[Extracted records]
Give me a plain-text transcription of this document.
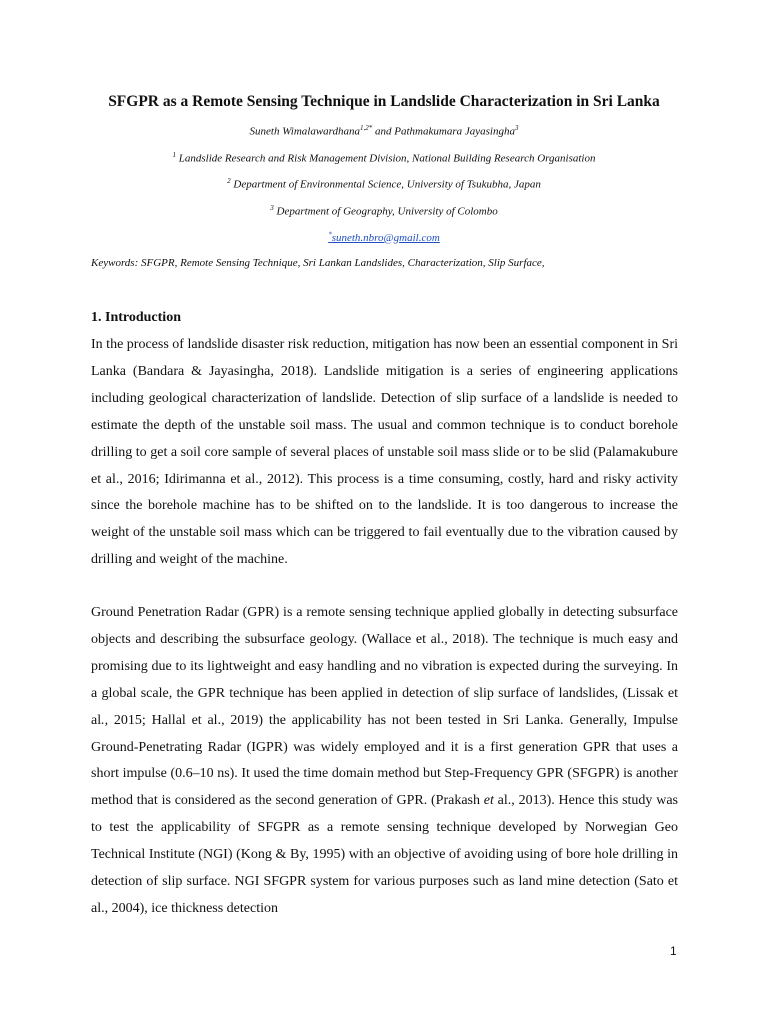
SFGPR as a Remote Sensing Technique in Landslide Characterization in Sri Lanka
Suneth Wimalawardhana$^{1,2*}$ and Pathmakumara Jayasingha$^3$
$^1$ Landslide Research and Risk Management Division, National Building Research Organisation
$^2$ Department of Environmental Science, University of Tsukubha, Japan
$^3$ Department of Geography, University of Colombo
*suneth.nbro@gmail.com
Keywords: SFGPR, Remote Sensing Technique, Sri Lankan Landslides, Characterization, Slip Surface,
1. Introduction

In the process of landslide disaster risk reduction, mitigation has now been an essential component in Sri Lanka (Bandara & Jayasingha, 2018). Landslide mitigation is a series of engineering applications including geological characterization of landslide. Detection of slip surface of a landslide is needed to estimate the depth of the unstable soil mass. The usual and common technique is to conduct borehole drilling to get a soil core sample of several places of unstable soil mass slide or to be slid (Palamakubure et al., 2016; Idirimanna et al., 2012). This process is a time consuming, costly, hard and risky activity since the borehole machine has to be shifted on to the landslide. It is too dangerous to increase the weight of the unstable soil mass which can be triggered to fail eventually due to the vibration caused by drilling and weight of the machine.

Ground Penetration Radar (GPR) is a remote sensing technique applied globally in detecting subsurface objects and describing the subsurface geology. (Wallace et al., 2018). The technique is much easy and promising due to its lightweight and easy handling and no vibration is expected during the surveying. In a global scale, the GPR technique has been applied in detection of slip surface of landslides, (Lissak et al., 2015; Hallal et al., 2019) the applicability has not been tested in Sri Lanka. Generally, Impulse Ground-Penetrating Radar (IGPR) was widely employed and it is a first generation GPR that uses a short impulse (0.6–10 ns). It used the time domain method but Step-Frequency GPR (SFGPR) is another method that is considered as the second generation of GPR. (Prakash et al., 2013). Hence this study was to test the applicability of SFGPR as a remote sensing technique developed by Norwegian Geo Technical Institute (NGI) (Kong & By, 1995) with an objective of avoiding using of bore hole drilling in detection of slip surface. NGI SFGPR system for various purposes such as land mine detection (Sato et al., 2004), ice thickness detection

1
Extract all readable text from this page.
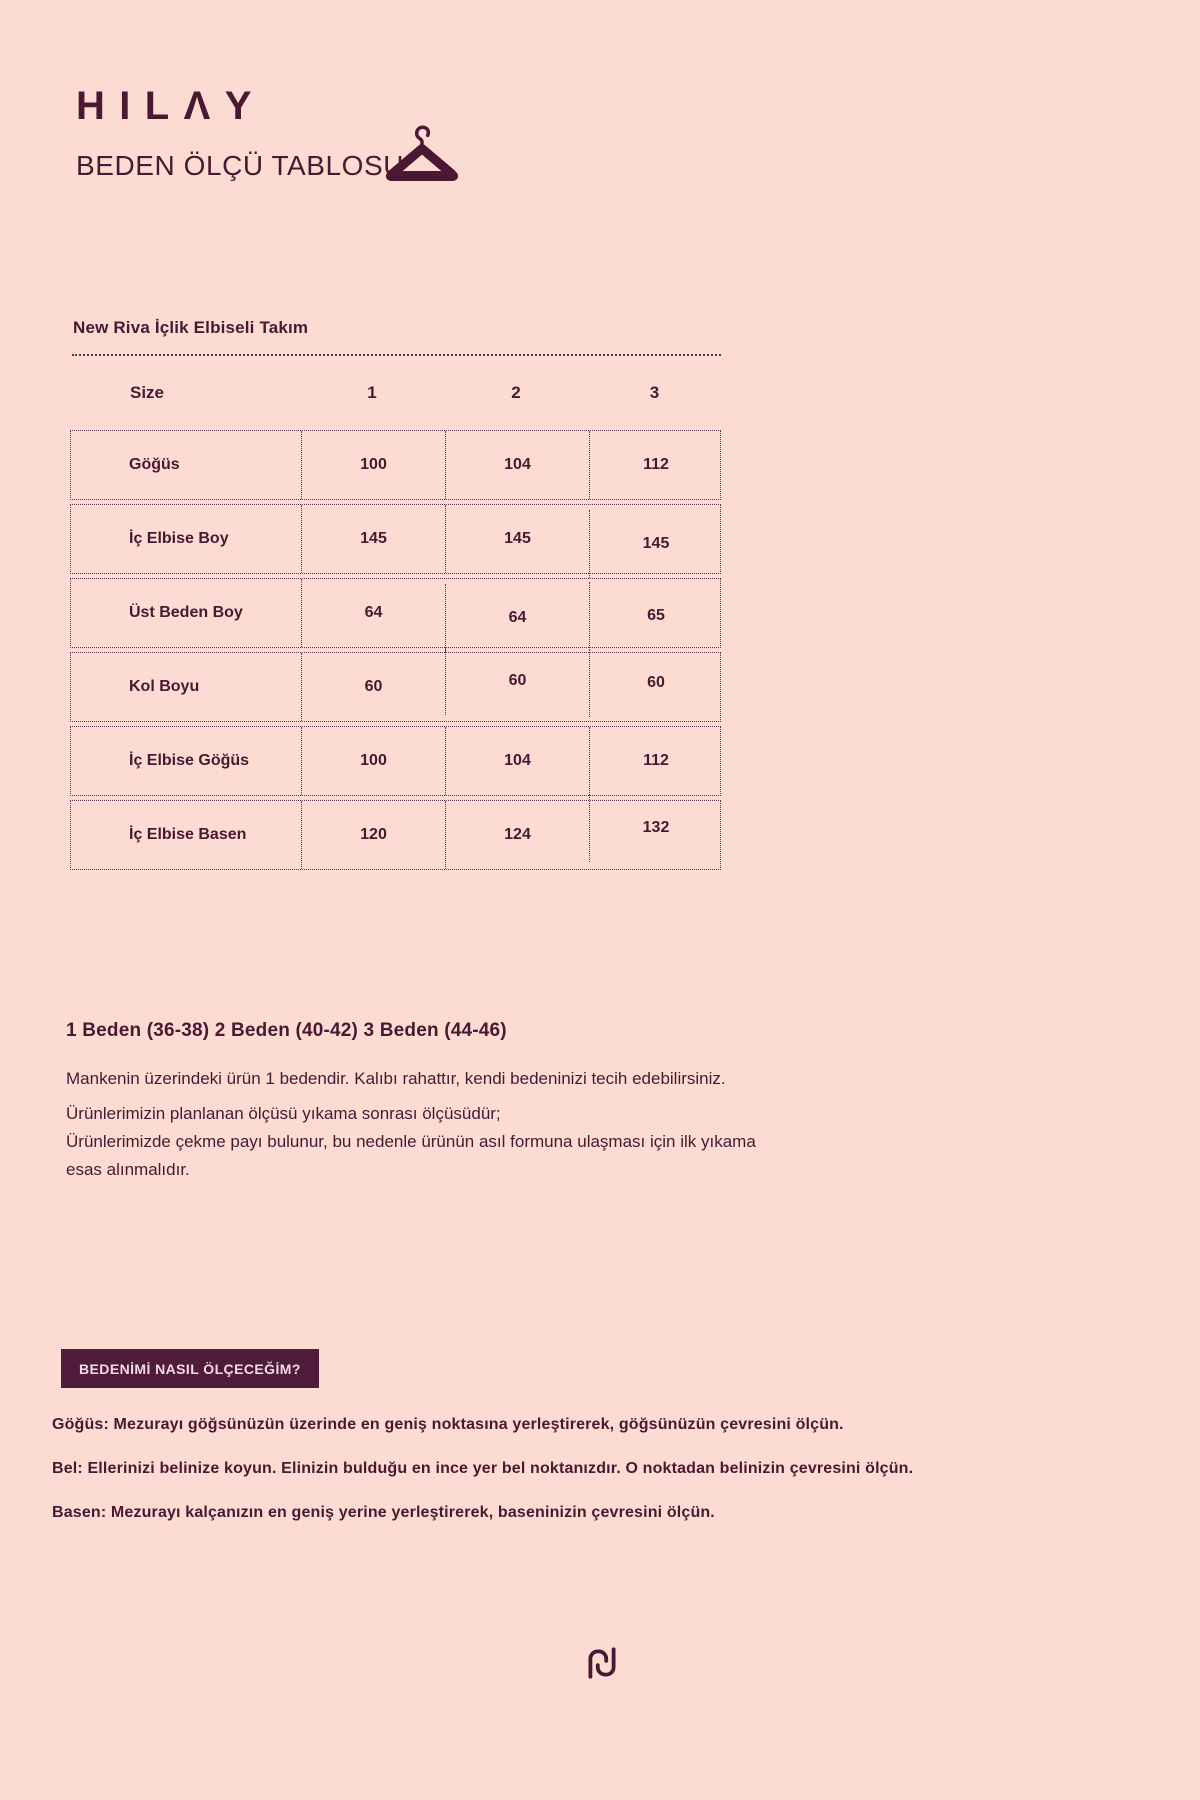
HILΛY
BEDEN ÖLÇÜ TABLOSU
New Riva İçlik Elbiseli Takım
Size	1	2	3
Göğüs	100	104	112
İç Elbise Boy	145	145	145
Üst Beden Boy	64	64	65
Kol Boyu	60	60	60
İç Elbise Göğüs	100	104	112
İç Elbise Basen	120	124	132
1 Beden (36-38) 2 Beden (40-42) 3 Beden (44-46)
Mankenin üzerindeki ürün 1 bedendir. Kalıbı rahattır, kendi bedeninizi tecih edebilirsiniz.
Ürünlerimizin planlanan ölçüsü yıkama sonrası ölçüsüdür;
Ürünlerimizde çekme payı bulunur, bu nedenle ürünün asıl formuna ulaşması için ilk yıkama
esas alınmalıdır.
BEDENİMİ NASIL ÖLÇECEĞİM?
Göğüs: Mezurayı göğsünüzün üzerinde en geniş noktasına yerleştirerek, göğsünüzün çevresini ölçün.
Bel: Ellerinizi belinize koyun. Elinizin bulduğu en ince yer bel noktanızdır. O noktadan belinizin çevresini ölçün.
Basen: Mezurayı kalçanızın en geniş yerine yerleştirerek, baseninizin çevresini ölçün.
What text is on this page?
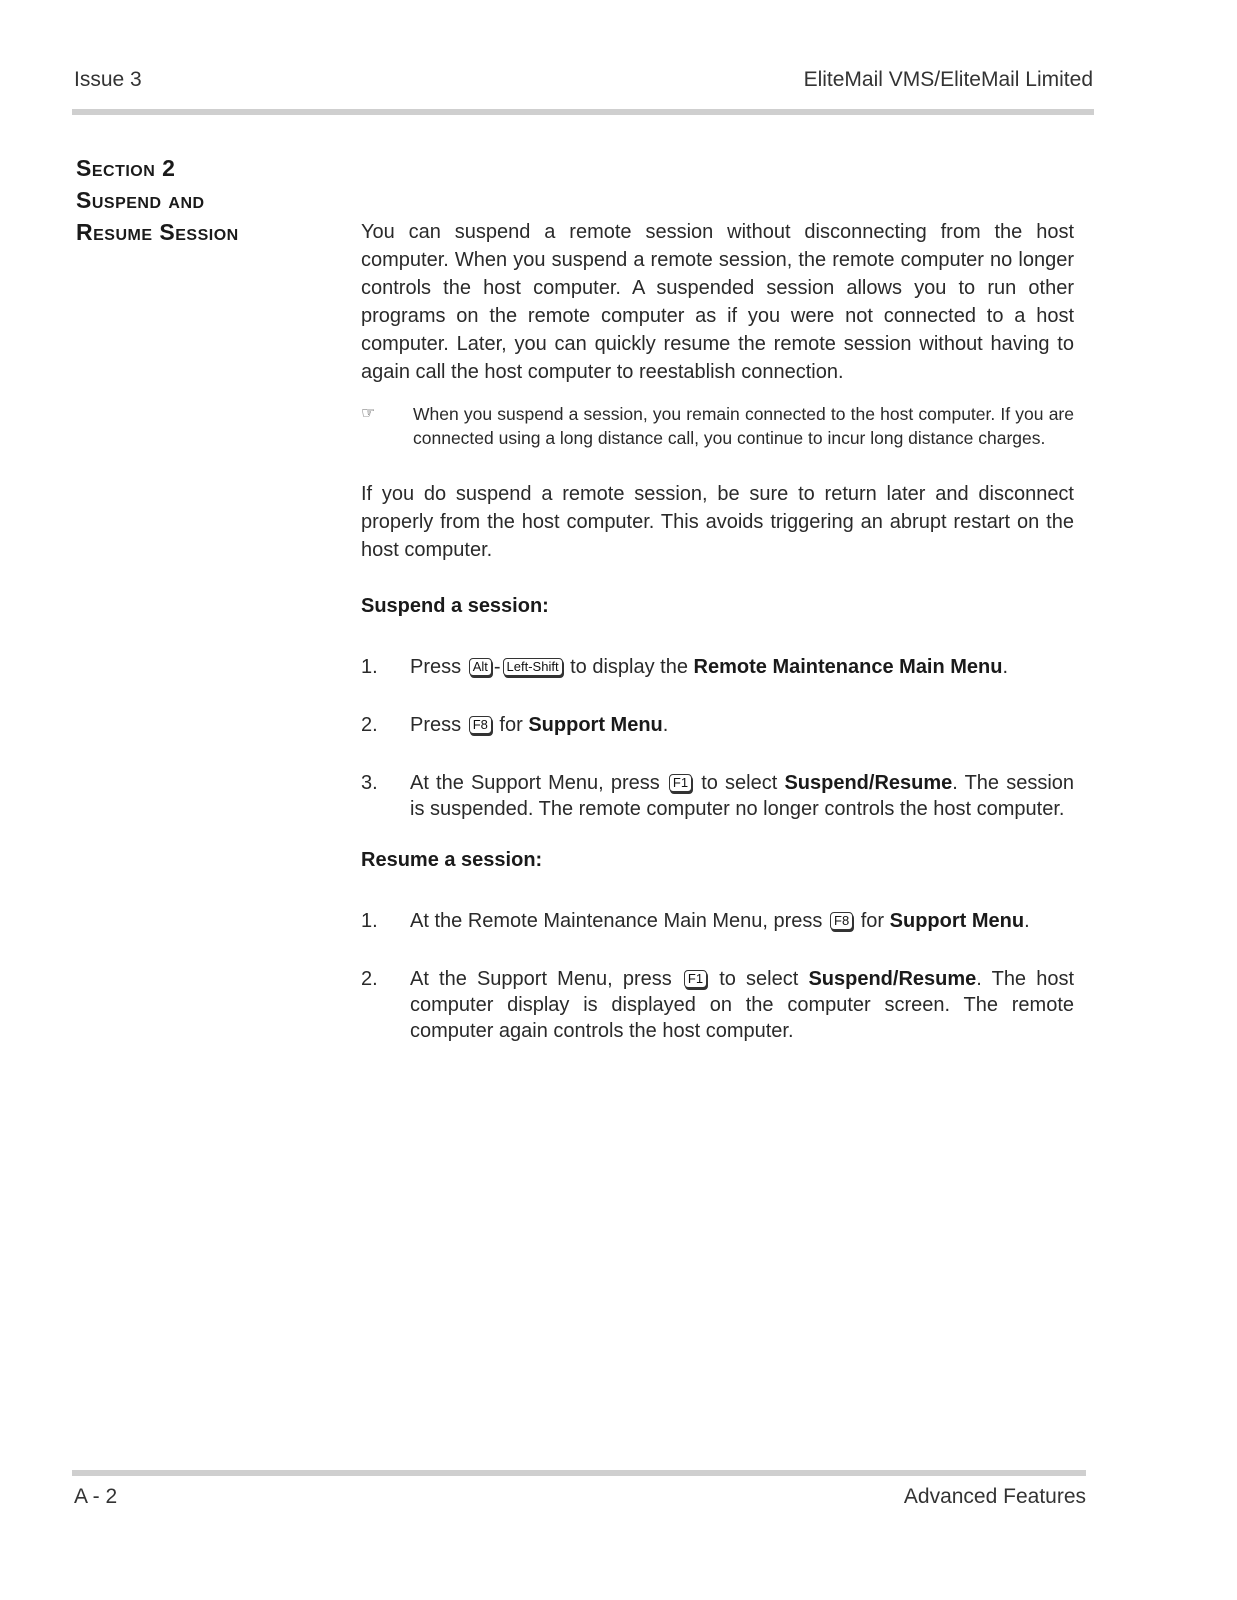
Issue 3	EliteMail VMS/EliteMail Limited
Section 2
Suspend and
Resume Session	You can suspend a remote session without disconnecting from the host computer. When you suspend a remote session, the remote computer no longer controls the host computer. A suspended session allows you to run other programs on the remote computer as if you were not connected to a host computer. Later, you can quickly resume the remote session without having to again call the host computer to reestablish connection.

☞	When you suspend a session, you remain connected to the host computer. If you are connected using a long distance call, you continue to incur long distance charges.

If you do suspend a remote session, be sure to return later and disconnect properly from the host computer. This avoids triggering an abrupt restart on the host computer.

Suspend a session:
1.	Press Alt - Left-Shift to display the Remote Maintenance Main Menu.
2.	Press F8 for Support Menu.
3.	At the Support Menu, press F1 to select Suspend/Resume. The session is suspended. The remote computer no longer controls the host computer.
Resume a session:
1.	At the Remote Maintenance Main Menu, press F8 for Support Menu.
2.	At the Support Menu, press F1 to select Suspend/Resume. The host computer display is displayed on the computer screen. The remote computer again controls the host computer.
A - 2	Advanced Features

- **SET PROBLEM**:
The records shown above are to be repeated exactly, with the pictures left out.

- **TASK SOLUTION**:
Give me a plain-text transcription of this document.
SFGPR as a Remote Sensing Technique in Landslide Characterization in Sri Lanka
Suneth Wimalawardhana$^{1,2*}$ and Pathmakumara Jayasingha$^3$
$^1$ Landslide Research and Risk Management Division, National Building Research Organisation
$^2$ Department of Environmental Science, University of Tsukubha, Japan
$^3$ Department of Geography, University of Colombo
*suneth.nbro@gmail.com
Keywords: SFGPR, Remote Sensing Technique, Sri Lankan Landslides, Characterization, Slip Surface,
1. Introduction

In the process of landslide disaster risk reduction, mitigation has now been an essential component in Sri Lanka (Bandara & Jayasingha, 2018). Landslide mitigation is a series of engineering applications including geological characterization of landslide. Detection of slip surface of a landslide is needed to estimate the depth of the unstable soil mass. The usual and common technique is to conduct borehole drilling to get a soil core sample of several places of unstable soil mass slide or to be slid (Palamakubure et al., 2016; Idirimanna et al., 2012). This process is a time consuming, costly, hard and risky activity since the borehole machine has to be shifted on to the landslide. It is too dangerous to increase the weight of the unstable soil mass which can be triggered to fail eventually due to the vibration caused by drilling and weight of the machine.

Ground Penetration Radar (GPR) is a remote sensing technique applied globally in detecting subsurface objects and describing the subsurface geology. (Wallace et al., 2018). The technique is much easy and promising due to its lightweight and easy handling and no vibration is expected during the surveying. In a global scale, the GPR technique has been applied in detection of slip surface of landslides, (Lissak et al., 2015; Hallal et al., 2019) the applicability has not been tested in Sri Lanka. Generally, Impulse Ground-Penetrating Radar (IGPR) was widely employed and it is a first generation GPR that uses a short impulse (0.6–10 ns). It used the time domain method but Step-Frequency GPR (SFGPR) is another method that is considered as the second generation of GPR. (Prakash et al., 2013). Hence this study was to test the applicability of SFGPR as a remote sensing technique developed by Norwegian Geo Technical Institute (NGI) (Kong & By, 1995) with an objective of avoiding using of bore hole drilling in detection of slip surface. NGI SFGPR system for various purposes such as land mine detection (Sato et al., 2004), ice thickness detection

1
Extract all readable text from this page.
HILΛY
BEDEN ÖLÇÜ TABLOSU
New Riva İçlik Elbiseli Takım
Size	1	2	3
Göğüs	100	104	112
İç Elbise Boy	145	145	145
Üst Beden Boy	64	64	65
Kol Boyu	60	60	60
İç Elbise Göğüs	100	104	112
İç Elbise Basen	120	124	132
1 Beden (36-38) 2 Beden (40-42) 3 Beden (44-46)
Mankenin üzerindeki ürün 1 bedendir. Kalıbı rahattır, kendi bedeninizi tecih edebilirsiniz.
Ürünlerimizin planlanan ölçüsü yıkama sonrası ölçüsüdür;
Ürünlerimizde çekme payı bulunur, bu nedenle ürünün asıl formuna ulaşması için ilk yıkama
esas alınmalıdır.
BEDENİMİ NASIL ÖLÇECEĞİM?
Göğüs: Mezurayı göğsünüzün üzerinde en geniş noktasına yerleştirerek, göğsünüzün çevresini ölçün.
Bel: Ellerinizi belinize koyun. Elinizin bulduğu en ince yer bel noktanızdır. O noktadan belinizin çevresini ölçün.
Basen: Mezurayı kalçanızın en geniş yerine yerleştirerek, baseninizin çevresini ölçün.
What text is on this page?
Issue 3	EliteMail VMS/EliteMail Limited
Section 2
Suspend and
Resume Session	You can suspend a remote session without disconnecting from the host computer. When you suspend a remote session, the remote computer no longer controls the host computer. A suspended session allows you to run other programs on the remote computer as if you were not connected to a host computer. Later, you can quickly resume the remote session without having to again call the host computer to reestablish connection.

☞	When you suspend a session, you remain connected to the host computer. If you are connected using a long distance call, you continue to incur long distance charges.

If you do suspend a remote session, be sure to return later and disconnect properly from the host computer. This avoids triggering an abrupt restart on the host computer.

Suspend a session:
1.	Press Alt - Left-Shift to display the Remote Maintenance Main Menu.
2.	Press F8 for Support Menu.
3.	At the Support Menu, press F1 to select Suspend/Resume. The session is suspended. The remote computer no longer controls the host computer.
Resume a session:
1.	At the Remote Maintenance Main Menu, press F8 for Support Menu.
2.	At the Support Menu, press F1 to select Suspend/Resume. The host computer display is displayed on the computer screen. The remote computer again controls the host computer.
A - 2	Advanced Features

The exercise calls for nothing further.